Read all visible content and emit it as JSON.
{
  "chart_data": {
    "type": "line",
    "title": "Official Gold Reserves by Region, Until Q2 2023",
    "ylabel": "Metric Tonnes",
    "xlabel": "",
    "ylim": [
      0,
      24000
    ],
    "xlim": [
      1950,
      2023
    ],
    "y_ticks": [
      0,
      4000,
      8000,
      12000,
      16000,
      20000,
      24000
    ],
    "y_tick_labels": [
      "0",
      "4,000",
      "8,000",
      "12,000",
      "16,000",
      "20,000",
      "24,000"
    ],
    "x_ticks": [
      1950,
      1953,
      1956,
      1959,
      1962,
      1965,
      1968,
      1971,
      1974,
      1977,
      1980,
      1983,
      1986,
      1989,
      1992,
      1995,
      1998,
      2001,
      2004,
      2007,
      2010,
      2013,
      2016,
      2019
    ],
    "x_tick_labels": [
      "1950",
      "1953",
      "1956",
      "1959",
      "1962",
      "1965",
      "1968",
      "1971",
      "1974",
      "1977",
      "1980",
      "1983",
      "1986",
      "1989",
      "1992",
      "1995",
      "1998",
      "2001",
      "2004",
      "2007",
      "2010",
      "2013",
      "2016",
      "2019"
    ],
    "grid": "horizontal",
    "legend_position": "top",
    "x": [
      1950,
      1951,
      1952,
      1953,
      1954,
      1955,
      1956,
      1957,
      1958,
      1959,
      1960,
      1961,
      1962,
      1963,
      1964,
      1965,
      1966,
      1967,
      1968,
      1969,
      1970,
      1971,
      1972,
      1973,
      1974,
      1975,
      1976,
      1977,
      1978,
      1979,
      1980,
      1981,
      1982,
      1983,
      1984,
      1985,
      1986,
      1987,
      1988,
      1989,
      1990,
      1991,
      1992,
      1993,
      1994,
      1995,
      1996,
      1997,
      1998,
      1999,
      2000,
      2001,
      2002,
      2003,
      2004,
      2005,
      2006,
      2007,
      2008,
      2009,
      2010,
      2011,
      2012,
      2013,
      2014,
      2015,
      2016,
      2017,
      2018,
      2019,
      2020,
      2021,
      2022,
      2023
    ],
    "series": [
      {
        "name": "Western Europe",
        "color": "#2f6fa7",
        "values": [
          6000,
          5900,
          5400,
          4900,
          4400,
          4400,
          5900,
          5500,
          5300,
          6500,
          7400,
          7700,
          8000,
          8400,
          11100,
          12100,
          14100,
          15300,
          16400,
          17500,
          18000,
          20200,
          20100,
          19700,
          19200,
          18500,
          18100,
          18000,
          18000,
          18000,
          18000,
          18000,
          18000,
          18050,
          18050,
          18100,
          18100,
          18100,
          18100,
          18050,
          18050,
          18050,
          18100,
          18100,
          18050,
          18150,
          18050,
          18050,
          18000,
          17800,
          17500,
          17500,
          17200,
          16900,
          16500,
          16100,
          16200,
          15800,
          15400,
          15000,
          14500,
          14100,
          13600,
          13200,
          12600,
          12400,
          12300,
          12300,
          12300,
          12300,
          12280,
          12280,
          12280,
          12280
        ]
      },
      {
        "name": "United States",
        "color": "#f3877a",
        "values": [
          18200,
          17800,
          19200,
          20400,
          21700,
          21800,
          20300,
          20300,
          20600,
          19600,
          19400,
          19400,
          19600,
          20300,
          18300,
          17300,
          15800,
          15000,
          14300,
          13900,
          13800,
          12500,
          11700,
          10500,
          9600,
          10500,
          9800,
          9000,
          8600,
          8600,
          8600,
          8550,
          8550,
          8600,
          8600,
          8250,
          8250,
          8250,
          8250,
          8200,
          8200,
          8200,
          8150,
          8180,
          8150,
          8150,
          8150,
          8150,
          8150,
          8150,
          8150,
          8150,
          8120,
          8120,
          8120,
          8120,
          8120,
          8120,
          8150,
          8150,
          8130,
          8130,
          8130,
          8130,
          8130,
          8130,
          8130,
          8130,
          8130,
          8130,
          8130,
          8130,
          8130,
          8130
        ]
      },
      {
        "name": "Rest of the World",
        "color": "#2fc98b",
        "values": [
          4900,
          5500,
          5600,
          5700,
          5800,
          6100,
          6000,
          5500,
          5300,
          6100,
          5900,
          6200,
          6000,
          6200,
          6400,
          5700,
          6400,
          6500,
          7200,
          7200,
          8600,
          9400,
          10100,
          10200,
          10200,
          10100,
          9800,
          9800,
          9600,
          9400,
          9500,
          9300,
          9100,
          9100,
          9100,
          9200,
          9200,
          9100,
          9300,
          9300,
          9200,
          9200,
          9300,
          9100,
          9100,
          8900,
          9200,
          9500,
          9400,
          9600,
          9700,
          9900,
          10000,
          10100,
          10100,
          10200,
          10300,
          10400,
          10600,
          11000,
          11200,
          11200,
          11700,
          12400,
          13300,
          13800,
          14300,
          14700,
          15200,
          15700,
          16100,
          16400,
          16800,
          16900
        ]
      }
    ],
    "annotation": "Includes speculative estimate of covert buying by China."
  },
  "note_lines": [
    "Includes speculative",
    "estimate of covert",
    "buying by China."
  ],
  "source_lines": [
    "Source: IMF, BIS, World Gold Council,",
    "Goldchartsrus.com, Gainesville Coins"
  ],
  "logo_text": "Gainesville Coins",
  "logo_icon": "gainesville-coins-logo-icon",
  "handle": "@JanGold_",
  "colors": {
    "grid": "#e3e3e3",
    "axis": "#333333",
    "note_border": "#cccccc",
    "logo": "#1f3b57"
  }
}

------------------------------

**Directions**
Copy all of the data. Keep every word exactly as it is.

**Answer to this task**
Read all visible content and emit it as JSON.
{
  "chart_data": {
    "type": "line",
    "title": "Official Gold Reserves by Region, Until Q2 2023",
    "ylabel": "Metric Tonnes",
    "xlabel": "",
    "ylim": [
      0,
      24000
    ],
    "xlim": [
      1950,
      2023
    ],
    "y_ticks": [
      0,
      4000,
      8000,
      12000,
      16000,
      20000,
      24000
    ],
    "y_tick_labels": [
      "0",
      "4,000",
      "8,000",
      "12,000",
      "16,000",
      "20,000",
      "24,000"
    ],
    "x_ticks": [
      1950,
      1953,
      1956,
      1959,
      1962,
      1965,
      1968,
      1971,
      1974,
      1977,
      1980,
      1983,
      1986,
      1989,
      1992,
      1995,
      1998,
      2001,
      2004,
      2007,
      2010,
      2013,
      2016,
      2019
    ],
    "x_tick_labels": [
      "1950",
      "1953",
      "1956",
      "1959",
      "1962",
      "1965",
      "1968",
      "1971",
      "1974",
      "1977",
      "1980",
      "1983",
      "1986",
      "1989",
      "1992",
      "1995",
      "1998",
      "2001",
      "2004",
      "2007",
      "2010",
      "2013",
      "2016",
      "2019"
    ],
    "grid": "horizontal",
    "legend_position": "top",
    "x": [
      1950,
      1951,
      1952,
      1953,
      1954,
      1955,
      1956,
      1957,
      1958,
      1959,
      1960,
      1961,
      1962,
      1963,
      1964,
      1965,
      1966,
      1967,
      1968,
      1969,
      1970,
      1971,
      1972,
      1973,
      1974,
      1975,
      1976,
      1977,
      1978,
      1979,
      1980,
      1981,
      1982,
      1983,
      1984,
      1985,
      1986,
      1987,
      1988,
      1989,
      1990,
      1991,
      1992,
      1993,
      1994,
      1995,
      1996,
      1997,
      1998,
      1999,
      2000,
      2001,
      2002,
      2003,
      2004,
      2005,
      2006,
      2007,
      2008,
      2009,
      2010,
      2011,
      2012,
      2013,
      2014,
      2015,
      2016,
      2017,
      2018,
      2019,
      2020,
      2021,
      2022,
      2023
    ],
    "series": [
      {
        "name": "Western Europe",
        "color": "#2f6fa7",
        "values": [
          6000,
          5900,
          5400,
          4900,
          4400,
          4400,
          5900,
          5500,
          5300,
          6500,
          7400,
          7700,
          8000,
          8400,
          11100,
          12100,
          14100,
          15300,
          16400,
          17500,
          18000,
          20200,
          20100,
          19700,
          19200,
          18500,
          18100,
          18000,
          18000,
          18000,
          18000,
          18000,
          18000,
          18050,
          18050,
          18100,
          18100,
          18100,
          18100,
          18050,
          18050,
          18050,
          18100,
          18100,
          18050,
          18150,
          18050,
          18050,
          18000,
          17800,
          17500,
          17500,
          17200,
          16900,
          16500,
          16100,
          16200,
          15800,
          15400,
          15000,
          14500,
          14100,
          13600,
          13200,
          12600,
          12400,
          12300,
          12300,
          12300,
          12300,
          12280,
          12280,
          12280,
          12280
        ]
      },
      {
        "name": "United States",
        "color": "#f3877a",
        "values": [
          18200,
          17800,
          19200,
          20400,
          21700,
          21800,
          20300,
          20300,
          20600,
          19600,
          19400,
          19400,
          19600,
          20300,
          18300,
          17300,
          15800,
          15000,
          14300,
          13900,
          13800,
          12500,
          11700,
          10500,
          9600,
          10500,
          9800,
          9000,
          8600,
          8600,
          8600,
          8550,
          8550,
          8600,
          8600,
          8250,
          8250,
          8250,
          8250,
          8200,
          8200,
          8200,
          8150,
          8180,
          8150,
          8150,
          8150,
          8150,
          8150,
          8150,
          8150,
          8150,
          8120,
          8120,
          8120,
          8120,
          8120,
          8120,
          8150,
          8150,
          8130,
          8130,
          8130,
          8130,
          8130,
          8130,
          8130,
          8130,
          8130,
          8130,
          8130,
          8130,
          8130,
          8130
        ]
      },
      {
        "name": "Rest of the World",
        "color": "#2fc98b",
        "values": [
          4900,
          5500,
          5600,
          5700,
          5800,
          6100,
          6000,
          5500,
          5300,
          6100,
          5900,
          6200,
          6000,
          6200,
          6400,
          5700,
          6400,
          6500,
          7200,
          7200,
          8600,
          9400,
          10100,
          10200,
          10200,
          10100,
          9800,
          9800,
          9600,
          9400,
          9500,
          9300,
          9100,
          9100,
          9100,
          9200,
          9200,
          9100,
          9300,
          9300,
          9200,
          9200,
          9300,
          9100,
          9100,
          8900,
          9200,
          9500,
          9400,
          9600,
          9700,
          9900,
          10000,
          10100,
          10100,
          10200,
          10300,
          10400,
          10600,
          11000,
          11200,
          11200,
          11700,
          12400,
          13300,
          13800,
          14300,
          14700,
          15200,
          15700,
          16100,
          16400,
          16800,
          16900
        ]
      }
    ],
    "annotation": "Includes speculative estimate of covert buying by China."
  },
  "note_lines": [
    "Includes speculative",
    "estimate of covert",
    "buying by China."
  ],
  "source_lines": [
    "Source: IMF, BIS, World Gold Council,",
    "Goldchartsrus.com, Gainesville Coins"
  ],
  "logo_text": "Gainesville Coins",
  "logo_icon": "gainesville-coins-logo-icon",
  "handle": "@JanGold_",
  "colors": {
    "grid": "#e3e3e3",
    "axis": "#333333",
    "note_border": "#cccccc",
    "logo": "#1f3b57"
  }
}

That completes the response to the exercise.